» **Requirements**
Select and copy out every line in the records containing "риска".
--- begin Exercise material ---
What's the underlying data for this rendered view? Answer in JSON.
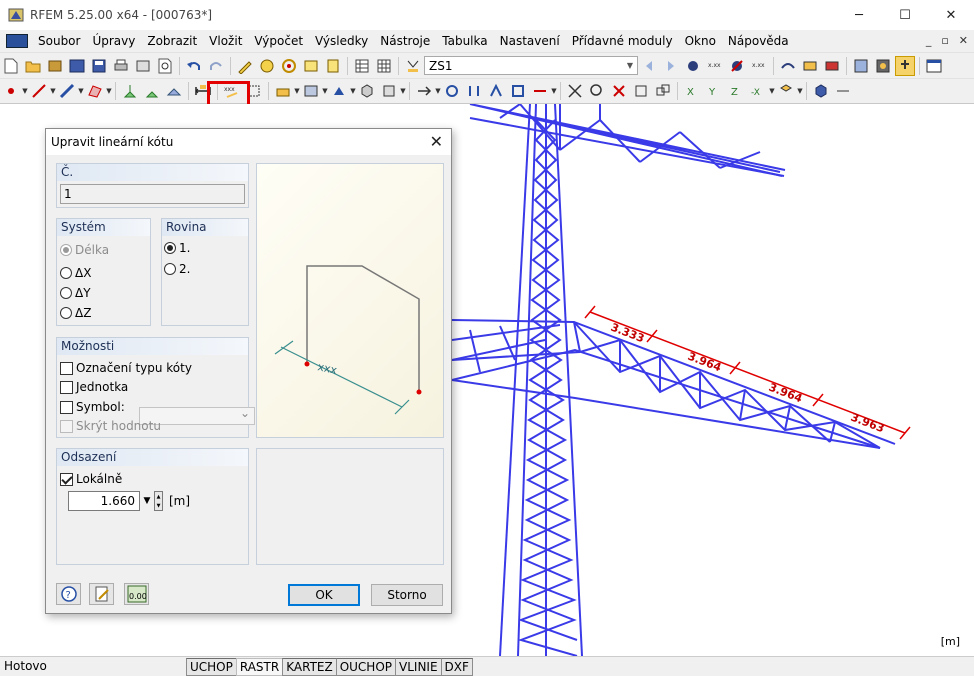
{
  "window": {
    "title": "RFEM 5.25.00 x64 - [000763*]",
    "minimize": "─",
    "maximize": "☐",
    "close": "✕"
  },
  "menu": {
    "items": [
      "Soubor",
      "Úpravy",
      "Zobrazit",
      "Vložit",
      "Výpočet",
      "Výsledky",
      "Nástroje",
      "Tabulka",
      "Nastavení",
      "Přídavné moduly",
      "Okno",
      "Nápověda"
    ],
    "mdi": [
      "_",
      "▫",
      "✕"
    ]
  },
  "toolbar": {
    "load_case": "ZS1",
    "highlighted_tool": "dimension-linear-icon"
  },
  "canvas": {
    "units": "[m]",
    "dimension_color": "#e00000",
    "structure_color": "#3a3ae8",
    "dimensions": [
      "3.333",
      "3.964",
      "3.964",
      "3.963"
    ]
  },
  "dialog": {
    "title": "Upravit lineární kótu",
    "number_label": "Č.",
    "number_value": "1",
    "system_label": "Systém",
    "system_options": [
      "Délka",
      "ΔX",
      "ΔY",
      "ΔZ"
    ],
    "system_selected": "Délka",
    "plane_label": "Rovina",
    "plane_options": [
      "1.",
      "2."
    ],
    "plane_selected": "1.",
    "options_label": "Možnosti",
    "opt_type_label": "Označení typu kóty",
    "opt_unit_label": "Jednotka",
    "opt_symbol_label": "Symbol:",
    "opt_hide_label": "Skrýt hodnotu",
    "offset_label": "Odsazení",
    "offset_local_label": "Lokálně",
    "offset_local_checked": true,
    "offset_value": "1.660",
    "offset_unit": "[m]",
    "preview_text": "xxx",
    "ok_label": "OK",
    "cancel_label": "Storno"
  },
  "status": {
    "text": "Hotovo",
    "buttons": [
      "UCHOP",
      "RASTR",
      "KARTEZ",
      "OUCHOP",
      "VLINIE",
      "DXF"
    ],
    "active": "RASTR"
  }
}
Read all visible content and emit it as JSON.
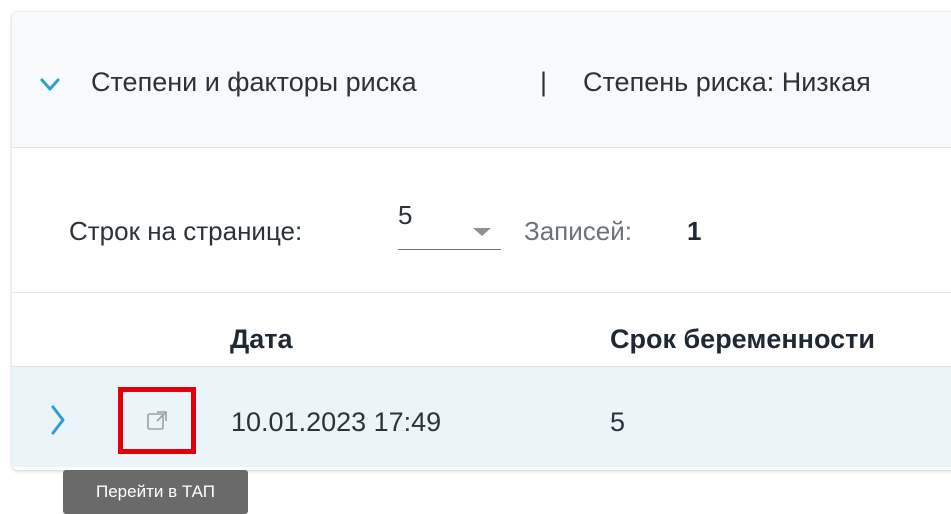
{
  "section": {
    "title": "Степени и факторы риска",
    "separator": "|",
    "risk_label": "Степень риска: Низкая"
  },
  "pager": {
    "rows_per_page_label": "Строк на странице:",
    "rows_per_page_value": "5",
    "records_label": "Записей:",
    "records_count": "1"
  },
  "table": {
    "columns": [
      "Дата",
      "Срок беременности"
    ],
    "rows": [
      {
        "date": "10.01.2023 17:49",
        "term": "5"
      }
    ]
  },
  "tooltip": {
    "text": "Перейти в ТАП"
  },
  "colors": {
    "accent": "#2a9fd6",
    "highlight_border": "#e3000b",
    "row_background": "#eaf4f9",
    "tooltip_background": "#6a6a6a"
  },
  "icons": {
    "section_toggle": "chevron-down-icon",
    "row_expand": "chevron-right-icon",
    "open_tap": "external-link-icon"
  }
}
--- end Exercise material ---
» **The output**
    "title": "Степени и факторы риска",
    "risk_label": "Степень риска: Низкая"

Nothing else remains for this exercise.